▶ _Written request_: Every line below that contains "JSON" is to be copied.

** start Provided records **

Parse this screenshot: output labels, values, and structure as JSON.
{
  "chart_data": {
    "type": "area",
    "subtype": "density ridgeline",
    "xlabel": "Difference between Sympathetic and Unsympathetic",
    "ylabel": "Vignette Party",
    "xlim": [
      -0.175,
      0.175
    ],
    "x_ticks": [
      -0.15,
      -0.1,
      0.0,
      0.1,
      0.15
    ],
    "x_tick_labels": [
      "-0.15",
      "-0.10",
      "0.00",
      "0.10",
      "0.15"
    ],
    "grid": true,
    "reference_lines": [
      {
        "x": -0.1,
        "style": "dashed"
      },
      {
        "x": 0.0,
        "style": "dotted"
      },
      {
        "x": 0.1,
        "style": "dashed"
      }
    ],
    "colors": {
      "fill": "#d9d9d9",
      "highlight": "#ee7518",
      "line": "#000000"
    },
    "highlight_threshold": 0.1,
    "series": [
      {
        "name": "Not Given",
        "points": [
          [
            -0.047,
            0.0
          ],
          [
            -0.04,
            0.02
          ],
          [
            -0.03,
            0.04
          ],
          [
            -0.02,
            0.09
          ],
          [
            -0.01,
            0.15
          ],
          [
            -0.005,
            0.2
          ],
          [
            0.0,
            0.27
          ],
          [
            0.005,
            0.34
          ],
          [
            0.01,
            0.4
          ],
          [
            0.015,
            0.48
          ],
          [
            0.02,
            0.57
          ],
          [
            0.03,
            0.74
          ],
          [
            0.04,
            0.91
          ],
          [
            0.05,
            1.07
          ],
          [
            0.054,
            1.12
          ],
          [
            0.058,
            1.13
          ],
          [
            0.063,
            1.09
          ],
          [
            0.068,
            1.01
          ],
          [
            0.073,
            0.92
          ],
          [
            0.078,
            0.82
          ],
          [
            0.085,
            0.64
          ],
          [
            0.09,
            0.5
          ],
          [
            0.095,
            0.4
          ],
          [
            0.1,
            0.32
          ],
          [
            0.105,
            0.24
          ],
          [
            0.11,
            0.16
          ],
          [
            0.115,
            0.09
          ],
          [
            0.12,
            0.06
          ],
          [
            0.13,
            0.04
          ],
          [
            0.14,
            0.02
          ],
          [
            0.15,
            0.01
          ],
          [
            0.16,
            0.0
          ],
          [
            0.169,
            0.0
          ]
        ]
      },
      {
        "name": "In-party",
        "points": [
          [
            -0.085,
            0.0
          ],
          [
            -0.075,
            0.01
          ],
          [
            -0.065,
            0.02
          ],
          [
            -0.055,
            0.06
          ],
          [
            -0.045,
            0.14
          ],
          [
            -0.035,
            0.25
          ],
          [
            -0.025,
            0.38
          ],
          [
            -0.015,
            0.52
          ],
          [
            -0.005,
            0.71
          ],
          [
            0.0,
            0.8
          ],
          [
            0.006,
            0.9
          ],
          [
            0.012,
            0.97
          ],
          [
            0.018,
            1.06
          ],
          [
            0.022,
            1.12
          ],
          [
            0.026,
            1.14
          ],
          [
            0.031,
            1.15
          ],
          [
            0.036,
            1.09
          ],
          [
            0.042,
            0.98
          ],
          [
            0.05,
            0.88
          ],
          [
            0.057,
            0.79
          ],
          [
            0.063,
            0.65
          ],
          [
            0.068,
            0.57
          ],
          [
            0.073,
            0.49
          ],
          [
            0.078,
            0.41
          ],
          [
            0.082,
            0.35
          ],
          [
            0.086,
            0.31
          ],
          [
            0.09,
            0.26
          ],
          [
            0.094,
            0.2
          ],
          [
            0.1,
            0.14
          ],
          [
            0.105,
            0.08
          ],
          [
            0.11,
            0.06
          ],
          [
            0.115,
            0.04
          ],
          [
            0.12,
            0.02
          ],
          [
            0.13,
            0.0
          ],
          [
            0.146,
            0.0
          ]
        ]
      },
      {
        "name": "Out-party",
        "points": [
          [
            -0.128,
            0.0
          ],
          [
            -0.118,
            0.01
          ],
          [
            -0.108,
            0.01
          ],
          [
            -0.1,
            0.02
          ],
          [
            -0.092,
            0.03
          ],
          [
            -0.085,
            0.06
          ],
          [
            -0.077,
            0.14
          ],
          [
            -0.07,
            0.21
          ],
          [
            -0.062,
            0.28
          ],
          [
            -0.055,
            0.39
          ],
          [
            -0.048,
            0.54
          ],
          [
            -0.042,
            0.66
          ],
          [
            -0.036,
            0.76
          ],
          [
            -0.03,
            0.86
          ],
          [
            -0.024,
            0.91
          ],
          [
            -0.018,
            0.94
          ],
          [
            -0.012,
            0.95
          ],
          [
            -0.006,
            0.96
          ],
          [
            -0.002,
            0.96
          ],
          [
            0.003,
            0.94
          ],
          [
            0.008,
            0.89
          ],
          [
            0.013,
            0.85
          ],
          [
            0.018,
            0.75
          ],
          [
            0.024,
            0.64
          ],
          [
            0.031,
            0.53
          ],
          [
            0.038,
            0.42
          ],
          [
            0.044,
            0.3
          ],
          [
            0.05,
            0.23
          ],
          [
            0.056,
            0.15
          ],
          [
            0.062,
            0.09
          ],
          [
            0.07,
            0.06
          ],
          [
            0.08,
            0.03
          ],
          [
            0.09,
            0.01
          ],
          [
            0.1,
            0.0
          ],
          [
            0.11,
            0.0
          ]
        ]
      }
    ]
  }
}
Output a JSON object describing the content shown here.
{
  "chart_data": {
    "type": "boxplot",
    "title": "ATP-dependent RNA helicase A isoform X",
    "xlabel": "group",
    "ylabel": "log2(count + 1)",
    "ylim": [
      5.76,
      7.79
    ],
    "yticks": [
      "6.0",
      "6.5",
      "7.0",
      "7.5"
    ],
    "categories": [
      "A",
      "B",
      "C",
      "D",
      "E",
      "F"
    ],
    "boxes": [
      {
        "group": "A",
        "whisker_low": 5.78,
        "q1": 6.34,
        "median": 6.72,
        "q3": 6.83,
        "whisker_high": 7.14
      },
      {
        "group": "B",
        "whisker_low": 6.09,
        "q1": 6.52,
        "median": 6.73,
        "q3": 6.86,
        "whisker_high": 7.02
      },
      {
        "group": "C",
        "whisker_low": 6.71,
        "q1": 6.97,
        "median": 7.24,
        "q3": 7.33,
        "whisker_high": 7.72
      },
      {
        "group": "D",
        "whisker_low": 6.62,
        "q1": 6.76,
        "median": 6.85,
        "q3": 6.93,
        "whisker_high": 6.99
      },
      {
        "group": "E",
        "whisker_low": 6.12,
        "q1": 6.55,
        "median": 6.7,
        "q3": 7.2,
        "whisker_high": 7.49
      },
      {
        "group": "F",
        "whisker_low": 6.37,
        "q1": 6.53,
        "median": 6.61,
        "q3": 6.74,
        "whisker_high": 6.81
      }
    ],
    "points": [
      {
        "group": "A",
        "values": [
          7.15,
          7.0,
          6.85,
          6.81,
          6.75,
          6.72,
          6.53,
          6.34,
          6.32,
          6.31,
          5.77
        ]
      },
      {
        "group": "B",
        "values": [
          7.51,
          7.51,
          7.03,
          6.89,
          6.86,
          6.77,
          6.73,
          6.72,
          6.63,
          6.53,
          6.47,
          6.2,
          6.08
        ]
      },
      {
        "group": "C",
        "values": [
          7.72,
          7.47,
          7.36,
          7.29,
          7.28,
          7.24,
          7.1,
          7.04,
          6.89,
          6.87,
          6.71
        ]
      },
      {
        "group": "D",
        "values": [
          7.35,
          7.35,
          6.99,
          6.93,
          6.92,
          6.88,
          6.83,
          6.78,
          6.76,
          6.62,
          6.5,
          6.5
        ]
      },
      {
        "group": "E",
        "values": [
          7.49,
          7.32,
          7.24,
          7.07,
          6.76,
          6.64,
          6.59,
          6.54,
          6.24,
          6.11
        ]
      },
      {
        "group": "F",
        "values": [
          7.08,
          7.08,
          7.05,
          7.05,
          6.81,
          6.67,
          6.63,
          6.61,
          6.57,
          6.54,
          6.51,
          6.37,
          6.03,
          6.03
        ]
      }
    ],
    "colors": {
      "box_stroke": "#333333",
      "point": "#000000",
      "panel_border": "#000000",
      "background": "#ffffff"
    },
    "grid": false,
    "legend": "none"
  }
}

** end Provided records **

▶ _Solution_:
Parse this screenshot: output labels, values, and structure as JSON.
Output a JSON object describing the content shown here.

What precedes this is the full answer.